Task details: Set all the material down again unchanged, without the pictures.

--- Begin Entries shown ---

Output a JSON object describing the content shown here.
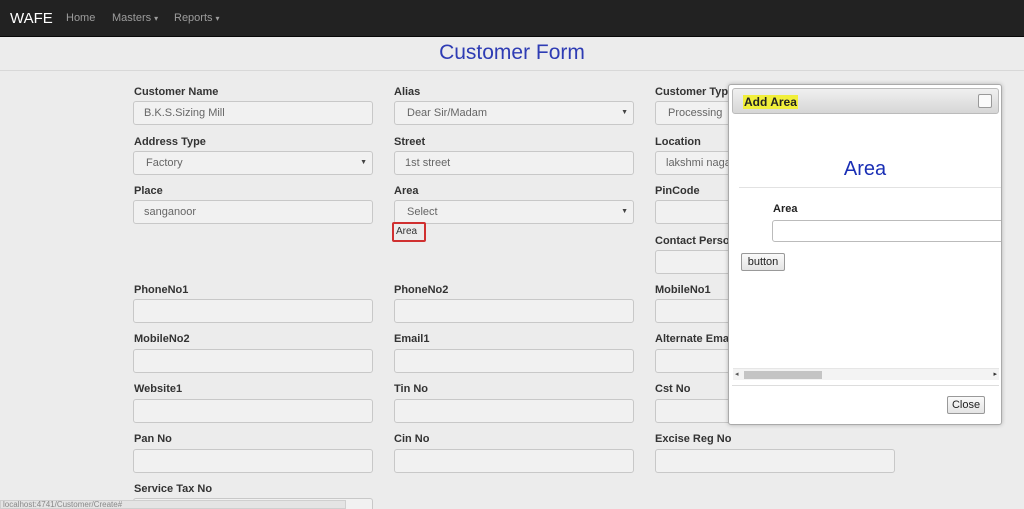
{
  "navbar": {
    "brand": "WAFE",
    "items": [
      {
        "label": "Home"
      },
      {
        "label": "Masters",
        "caret": "▾"
      },
      {
        "label": "Reports",
        "caret": "▾"
      }
    ]
  },
  "page": {
    "title": "Customer Form"
  },
  "form": {
    "customer_name": {
      "label": "Customer Name",
      "value": "B.K.S.Sizing Mill"
    },
    "alias": {
      "label": "Alias",
      "value": "Dear Sir/Madam"
    },
    "customer_type": {
      "label": "Customer Type",
      "value": "Processing"
    },
    "address_type": {
      "label": "Address Type",
      "value": "Factory"
    },
    "street": {
      "label": "Street",
      "value": "1st street"
    },
    "location": {
      "label": "Location",
      "value": "lakshmi nagar,"
    },
    "place": {
      "label": "Place",
      "value": "sanganoor"
    },
    "area": {
      "label": "Area",
      "value": "Select",
      "link": "Area"
    },
    "pincode": {
      "label": "PinCode",
      "value": ""
    },
    "contact_person": {
      "label": "Contact Person",
      "value": ""
    },
    "phone1": {
      "label": "PhoneNo1",
      "value": ""
    },
    "phone2": {
      "label": "PhoneNo2",
      "value": ""
    },
    "mobile1": {
      "label": "MobileNo1",
      "value": ""
    },
    "mobile2": {
      "label": "MobileNo2",
      "value": ""
    },
    "email1": {
      "label": "Email1",
      "value": ""
    },
    "alt_email": {
      "label": "Alternate Email",
      "value": ""
    },
    "website1": {
      "label": "Website1",
      "value": ""
    },
    "tin": {
      "label": "Tin No",
      "value": ""
    },
    "cst": {
      "label": "Cst No",
      "value": ""
    },
    "pan": {
      "label": "Pan No",
      "value": ""
    },
    "cin": {
      "label": "Cin No",
      "value": ""
    },
    "excise": {
      "label": "Excise Reg No",
      "value": ""
    },
    "service_tax": {
      "label": "Service Tax No",
      "value": ""
    }
  },
  "dialog": {
    "title": "Add Area",
    "heading": "Area",
    "field_label": "Area",
    "field_value": "",
    "button_label": "button",
    "close_label": "Close",
    "scroll_left": "◂",
    "scroll_right": "▸"
  },
  "statusbar": {
    "url": "localhost:4741/Customer/Create#"
  },
  "colors": {
    "accent": "#2e3cb4",
    "highlight": "#f1ef3a",
    "annotation": "#d03030"
  }
}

--- End Entries shown ---

Final result:
Output a JSON object describing the content shown here.
{
  "navbar": {
    "brand": "WAFE",
    "items": [
      {
        "label": "Home"
      },
      {
        "label": "Masters",
        "caret": "▾"
      },
      {
        "label": "Reports",
        "caret": "▾"
      }
    ]
  },
  "page": {
    "title": "Customer Form"
  },
  "form": {
    "customer_name": {
      "label": "Customer Name",
      "value": "B.K.S.Sizing Mill"
    },
    "alias": {
      "label": "Alias",
      "value": "Dear Sir/Madam"
    },
    "customer_type": {
      "label": "Customer Type",
      "value": "Processing"
    },
    "address_type": {
      "label": "Address Type",
      "value": "Factory"
    },
    "street": {
      "label": "Street",
      "value": "1st street"
    },
    "location": {
      "label": "Location",
      "value": "lakshmi nagar,"
    },
    "place": {
      "label": "Place",
      "value": "sanganoor"
    },
    "area": {
      "label": "Area",
      "value": "Select",
      "link": "Area"
    },
    "pincode": {
      "label": "PinCode",
      "value": ""
    },
    "contact_person": {
      "label": "Contact Person",
      "value": ""
    },
    "phone1": {
      "label": "PhoneNo1",
      "value": ""
    },
    "phone2": {
      "label": "PhoneNo2",
      "value": ""
    },
    "mobile1": {
      "label": "MobileNo1",
      "value": ""
    },
    "mobile2": {
      "label": "MobileNo2",
      "value": ""
    },
    "email1": {
      "label": "Email1",
      "value": ""
    },
    "alt_email": {
      "label": "Alternate Email",
      "value": ""
    },
    "website1": {
      "label": "Website1",
      "value": ""
    },
    "tin": {
      "label": "Tin No",
      "value": ""
    },
    "cst": {
      "label": "Cst No",
      "value": ""
    },
    "pan": {
      "label": "Pan No",
      "value": ""
    },
    "cin": {
      "label": "Cin No",
      "value": ""
    },
    "excise": {
      "label": "Excise Reg No",
      "value": ""
    },
    "service_tax": {
      "label": "Service Tax No",
      "value": ""
    }
  },
  "dialog": {
    "title": "Add Area",
    "heading": "Area",
    "field_label": "Area",
    "field_value": "",
    "button_label": "button",
    "close_label": "Close",
    "scroll_left": "◂",
    "scroll_right": "▸"
  },
  "statusbar": {
    "url": "localhost:4741/Customer/Create#"
  },
  "colors": {
    "accent": "#2e3cb4",
    "highlight": "#f1ef3a",
    "annotation": "#d03030"
  }
}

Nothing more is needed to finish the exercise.